[Stored data entries]
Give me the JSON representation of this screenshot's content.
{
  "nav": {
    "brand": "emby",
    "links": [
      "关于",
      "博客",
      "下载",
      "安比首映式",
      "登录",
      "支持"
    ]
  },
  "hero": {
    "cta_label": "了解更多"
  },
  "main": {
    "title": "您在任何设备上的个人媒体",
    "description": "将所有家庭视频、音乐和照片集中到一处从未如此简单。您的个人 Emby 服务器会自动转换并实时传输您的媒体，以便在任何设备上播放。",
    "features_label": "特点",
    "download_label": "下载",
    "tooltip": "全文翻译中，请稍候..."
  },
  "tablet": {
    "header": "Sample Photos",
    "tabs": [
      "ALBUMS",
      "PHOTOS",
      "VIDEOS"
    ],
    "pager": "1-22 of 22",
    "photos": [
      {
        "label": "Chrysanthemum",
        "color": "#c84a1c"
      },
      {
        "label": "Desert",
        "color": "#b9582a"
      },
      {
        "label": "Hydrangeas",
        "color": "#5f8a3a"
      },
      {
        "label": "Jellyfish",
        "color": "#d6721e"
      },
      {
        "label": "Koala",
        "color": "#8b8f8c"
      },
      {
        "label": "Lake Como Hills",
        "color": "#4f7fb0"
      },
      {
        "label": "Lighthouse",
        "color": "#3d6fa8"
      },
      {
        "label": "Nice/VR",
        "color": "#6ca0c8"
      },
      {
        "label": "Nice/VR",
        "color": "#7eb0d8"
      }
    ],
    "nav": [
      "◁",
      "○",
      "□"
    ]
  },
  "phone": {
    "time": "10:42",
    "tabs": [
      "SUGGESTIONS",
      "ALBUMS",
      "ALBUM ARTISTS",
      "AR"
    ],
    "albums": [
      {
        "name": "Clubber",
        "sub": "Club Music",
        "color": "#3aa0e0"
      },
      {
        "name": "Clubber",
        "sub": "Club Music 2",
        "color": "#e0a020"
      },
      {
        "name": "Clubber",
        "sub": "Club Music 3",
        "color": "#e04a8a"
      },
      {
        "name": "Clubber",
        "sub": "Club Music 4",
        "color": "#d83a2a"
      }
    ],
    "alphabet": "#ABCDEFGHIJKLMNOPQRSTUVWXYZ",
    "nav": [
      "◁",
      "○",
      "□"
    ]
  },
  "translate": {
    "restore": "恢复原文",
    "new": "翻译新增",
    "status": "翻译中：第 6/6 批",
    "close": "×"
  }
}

The problem → Write every entry out again exactly.

Answer to this problem →
Give me the JSON representation of this screenshot's content.
{
  "nav": {
    "brand": "emby",
    "links": [
      "关于",
      "博客",
      "下载",
      "安比首映式",
      "登录",
      "支持"
    ]
  },
  "hero": {
    "cta_label": "了解更多"
  },
  "main": {
    "title": "您在任何设备上的个人媒体",
    "description": "将所有家庭视频、音乐和照片集中到一处从未如此简单。您的个人 Emby 服务器会自动转换并实时传输您的媒体，以便在任何设备上播放。",
    "features_label": "特点",
    "download_label": "下载",
    "tooltip": "全文翻译中，请稍候..."
  },
  "tablet": {
    "header": "Sample Photos",
    "tabs": [
      "ALBUMS",
      "PHOTOS",
      "VIDEOS"
    ],
    "pager": "1-22 of 22",
    "photos": [
      {
        "label": "Chrysanthemum",
        "color": "#c84a1c"
      },
      {
        "label": "Desert",
        "color": "#b9582a"
      },
      {
        "label": "Hydrangeas",
        "color": "#5f8a3a"
      },
      {
        "label": "Jellyfish",
        "color": "#d6721e"
      },
      {
        "label": "Koala",
        "color": "#8b8f8c"
      },
      {
        "label": "Lake Como Hills",
        "color": "#4f7fb0"
      },
      {
        "label": "Lighthouse",
        "color": "#3d6fa8"
      },
      {
        "label": "Nice/VR",
        "color": "#6ca0c8"
      },
      {
        "label": "Nice/VR",
        "color": "#7eb0d8"
      }
    ],
    "nav": [
      "◁",
      "○",
      "□"
    ]
  },
  "phone": {
    "time": "10:42",
    "tabs": [
      "SUGGESTIONS",
      "ALBUMS",
      "ALBUM ARTISTS",
      "AR"
    ],
    "albums": [
      {
        "name": "Clubber",
        "sub": "Club Music",
        "color": "#3aa0e0"
      },
      {
        "name": "Clubber",
        "sub": "Club Music 2",
        "color": "#e0a020"
      },
      {
        "name": "Clubber",
        "sub": "Club Music 3",
        "color": "#e04a8a"
      },
      {
        "name": "Clubber",
        "sub": "Club Music 4",
        "color": "#d83a2a"
      }
    ],
    "alphabet": "#ABCDEFGHIJKLMNOPQRSTUVWXYZ",
    "nav": [
      "◁",
      "○",
      "□"
    ]
  },
  "translate": {
    "restore": "恢复原文",
    "new": "翻译新增",
    "status": "翻译中：第 6/6 批",
    "close": "×"
  }
}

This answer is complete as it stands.